• TEXTO PROPORCIONADO:
>>>
¿Qué vitaminas son esenciales durante el embarazo?

Si bien todos los nutrientes son esenciales durante el embarazo, hay ciertas vitaminas que cumplen papeles importantes durante la gestación y que no habrá que descuidar para evitar problemas o, incluso, malformaciones del feto. En principio, no debéis olvidar que durante el embarazo ya no se tratará solo de nutrir tu cuerpo sino también, y sobre todo, el de tu bebé. Las vitaminas son clave para garantizar un normal desarrollo del feto.

La vitamina A es esencial y su carencia suele ser rara. No obstante, también hay que tener extremo cuidado con lo contrario, es decir, con una hipervitaminosis A, ya que es también perjudicial para el bebé en formación. Esta vitamina, tan necesaria para las células, tejidos y órganos en general, se puede encontrar de manera natural en verduras de hoja verde, frutas y vegetales de color amarillo y en lácteos, además de en las yemas de huevo, entre otros alimentos.

Las vitaminas del complejo B también juegan un rol esencial: en este sentido, la B6 es una de las más resentidas durante el embarazo, ya que su nivel tiende a bajar, en cuyo caso, será necesario suplementar – aunque eso lo decidirá, claro está, el médico-. Además, esta vitamina ayudará a controlar las náuseas durante este período y la hipertensión -uno de los problemas que en ocasiones es más difícil de controlar-. La podéis encontrar en legumbres, cereales integrales, frutos secos y levadura de cerveza, entre otros.
<<<
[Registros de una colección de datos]
>>>
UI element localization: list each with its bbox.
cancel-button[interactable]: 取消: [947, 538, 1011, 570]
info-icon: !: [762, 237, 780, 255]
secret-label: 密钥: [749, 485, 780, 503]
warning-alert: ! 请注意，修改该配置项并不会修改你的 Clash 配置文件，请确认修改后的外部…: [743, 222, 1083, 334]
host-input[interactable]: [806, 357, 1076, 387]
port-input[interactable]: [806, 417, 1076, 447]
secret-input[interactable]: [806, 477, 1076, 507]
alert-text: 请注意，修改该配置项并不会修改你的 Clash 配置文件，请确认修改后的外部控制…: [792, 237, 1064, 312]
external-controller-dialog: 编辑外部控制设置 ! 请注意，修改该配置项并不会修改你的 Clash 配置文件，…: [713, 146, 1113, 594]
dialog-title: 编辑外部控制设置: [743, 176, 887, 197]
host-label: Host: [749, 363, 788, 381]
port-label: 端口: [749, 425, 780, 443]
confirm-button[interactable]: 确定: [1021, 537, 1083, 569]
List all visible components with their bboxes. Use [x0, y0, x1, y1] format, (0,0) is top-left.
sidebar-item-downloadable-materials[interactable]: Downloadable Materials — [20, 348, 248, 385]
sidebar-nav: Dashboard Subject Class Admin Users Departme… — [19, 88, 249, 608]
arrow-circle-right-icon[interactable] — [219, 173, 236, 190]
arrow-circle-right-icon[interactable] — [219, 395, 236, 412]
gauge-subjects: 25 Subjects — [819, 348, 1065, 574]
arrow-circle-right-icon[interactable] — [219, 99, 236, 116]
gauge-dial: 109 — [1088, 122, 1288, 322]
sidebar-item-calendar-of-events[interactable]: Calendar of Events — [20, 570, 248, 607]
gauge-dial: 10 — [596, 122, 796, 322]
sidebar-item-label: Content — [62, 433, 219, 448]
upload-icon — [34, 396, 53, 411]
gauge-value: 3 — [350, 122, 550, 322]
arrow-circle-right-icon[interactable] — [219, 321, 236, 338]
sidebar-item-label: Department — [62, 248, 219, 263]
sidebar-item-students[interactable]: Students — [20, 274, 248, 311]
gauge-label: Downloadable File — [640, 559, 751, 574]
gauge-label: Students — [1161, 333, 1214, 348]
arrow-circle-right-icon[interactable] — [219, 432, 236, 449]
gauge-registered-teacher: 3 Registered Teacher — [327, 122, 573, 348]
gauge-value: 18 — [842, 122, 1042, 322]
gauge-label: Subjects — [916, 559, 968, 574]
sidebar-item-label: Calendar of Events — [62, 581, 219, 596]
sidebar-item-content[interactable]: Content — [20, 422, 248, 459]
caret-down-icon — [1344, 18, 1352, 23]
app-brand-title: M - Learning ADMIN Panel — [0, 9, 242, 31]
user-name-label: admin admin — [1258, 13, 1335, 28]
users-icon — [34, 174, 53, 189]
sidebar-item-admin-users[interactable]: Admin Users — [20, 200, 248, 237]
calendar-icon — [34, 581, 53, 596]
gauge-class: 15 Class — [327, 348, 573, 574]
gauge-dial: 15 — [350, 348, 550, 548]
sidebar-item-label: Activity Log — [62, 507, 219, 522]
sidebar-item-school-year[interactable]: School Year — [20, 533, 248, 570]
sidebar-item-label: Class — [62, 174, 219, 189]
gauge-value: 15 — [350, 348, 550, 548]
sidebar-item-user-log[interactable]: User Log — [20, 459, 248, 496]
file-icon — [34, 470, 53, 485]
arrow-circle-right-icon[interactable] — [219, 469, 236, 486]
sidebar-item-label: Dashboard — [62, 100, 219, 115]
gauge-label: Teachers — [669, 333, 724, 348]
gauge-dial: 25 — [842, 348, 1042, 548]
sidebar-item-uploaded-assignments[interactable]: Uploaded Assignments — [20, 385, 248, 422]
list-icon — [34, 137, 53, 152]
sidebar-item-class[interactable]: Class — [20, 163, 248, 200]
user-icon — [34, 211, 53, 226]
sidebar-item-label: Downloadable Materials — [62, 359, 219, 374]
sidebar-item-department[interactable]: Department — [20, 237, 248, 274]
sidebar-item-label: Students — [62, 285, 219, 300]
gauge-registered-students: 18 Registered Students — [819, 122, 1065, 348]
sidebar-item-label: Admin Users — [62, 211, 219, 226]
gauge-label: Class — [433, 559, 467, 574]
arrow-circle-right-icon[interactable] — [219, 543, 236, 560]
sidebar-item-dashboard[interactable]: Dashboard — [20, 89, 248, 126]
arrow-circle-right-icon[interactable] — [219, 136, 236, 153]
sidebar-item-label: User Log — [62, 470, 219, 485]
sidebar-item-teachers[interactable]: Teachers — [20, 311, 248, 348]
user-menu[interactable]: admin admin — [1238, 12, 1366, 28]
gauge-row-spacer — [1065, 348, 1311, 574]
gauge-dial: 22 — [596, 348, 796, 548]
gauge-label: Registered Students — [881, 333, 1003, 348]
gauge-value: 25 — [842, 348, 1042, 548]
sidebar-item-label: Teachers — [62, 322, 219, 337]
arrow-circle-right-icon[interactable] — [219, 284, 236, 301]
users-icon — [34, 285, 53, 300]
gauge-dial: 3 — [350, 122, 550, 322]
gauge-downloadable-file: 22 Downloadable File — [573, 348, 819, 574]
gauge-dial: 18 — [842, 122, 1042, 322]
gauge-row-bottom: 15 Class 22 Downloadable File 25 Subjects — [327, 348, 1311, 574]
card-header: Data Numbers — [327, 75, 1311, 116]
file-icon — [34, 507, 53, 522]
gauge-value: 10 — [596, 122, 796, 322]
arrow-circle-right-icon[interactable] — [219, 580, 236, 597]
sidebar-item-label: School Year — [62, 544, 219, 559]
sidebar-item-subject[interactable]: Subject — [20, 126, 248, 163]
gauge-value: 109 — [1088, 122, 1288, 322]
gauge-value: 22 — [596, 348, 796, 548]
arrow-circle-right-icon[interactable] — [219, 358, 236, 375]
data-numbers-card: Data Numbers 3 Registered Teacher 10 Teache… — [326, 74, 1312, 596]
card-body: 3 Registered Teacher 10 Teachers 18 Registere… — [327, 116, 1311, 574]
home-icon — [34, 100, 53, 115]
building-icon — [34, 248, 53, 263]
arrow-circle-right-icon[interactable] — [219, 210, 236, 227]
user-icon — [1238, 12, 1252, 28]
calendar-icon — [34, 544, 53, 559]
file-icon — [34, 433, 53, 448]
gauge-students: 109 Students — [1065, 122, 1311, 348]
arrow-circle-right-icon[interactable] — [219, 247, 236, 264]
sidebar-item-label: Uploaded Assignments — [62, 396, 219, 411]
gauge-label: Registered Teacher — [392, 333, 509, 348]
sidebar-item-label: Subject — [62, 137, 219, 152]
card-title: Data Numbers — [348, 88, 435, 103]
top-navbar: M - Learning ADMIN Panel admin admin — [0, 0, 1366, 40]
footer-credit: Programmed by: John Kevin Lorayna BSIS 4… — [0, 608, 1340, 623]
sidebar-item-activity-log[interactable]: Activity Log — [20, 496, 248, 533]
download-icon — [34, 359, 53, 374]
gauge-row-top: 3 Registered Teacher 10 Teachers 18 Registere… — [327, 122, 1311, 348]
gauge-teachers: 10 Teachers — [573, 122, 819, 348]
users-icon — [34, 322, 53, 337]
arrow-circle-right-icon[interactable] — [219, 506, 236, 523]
<<<
Imprime sin ningún cambio el fragmento del texto sobre las vitaminas en el embarazo que va desde "Las vitaminas del" hasta "cerveza, entre otros.", ambos incluidos.

• RESPUESTA DE LA TAREA:
Las vitaminas del complejo B también juegan un rol esencial: en este sentido, la B6 es una de las más resentidas durante el embarazo, ya que su nivel tiende a bajar, en cuyo caso, será necesario suplementar – aunque eso lo decidirá, claro está, el médico-. Además, esta vitamina ayudará a controlar las náuseas durante este período y la hipertensión -uno de los problemas que en ocasiones es más difícil de controlar-. La podéis encontrar en legumbres, cereales integrales, frutos secos y levadura de cerveza, entre otros.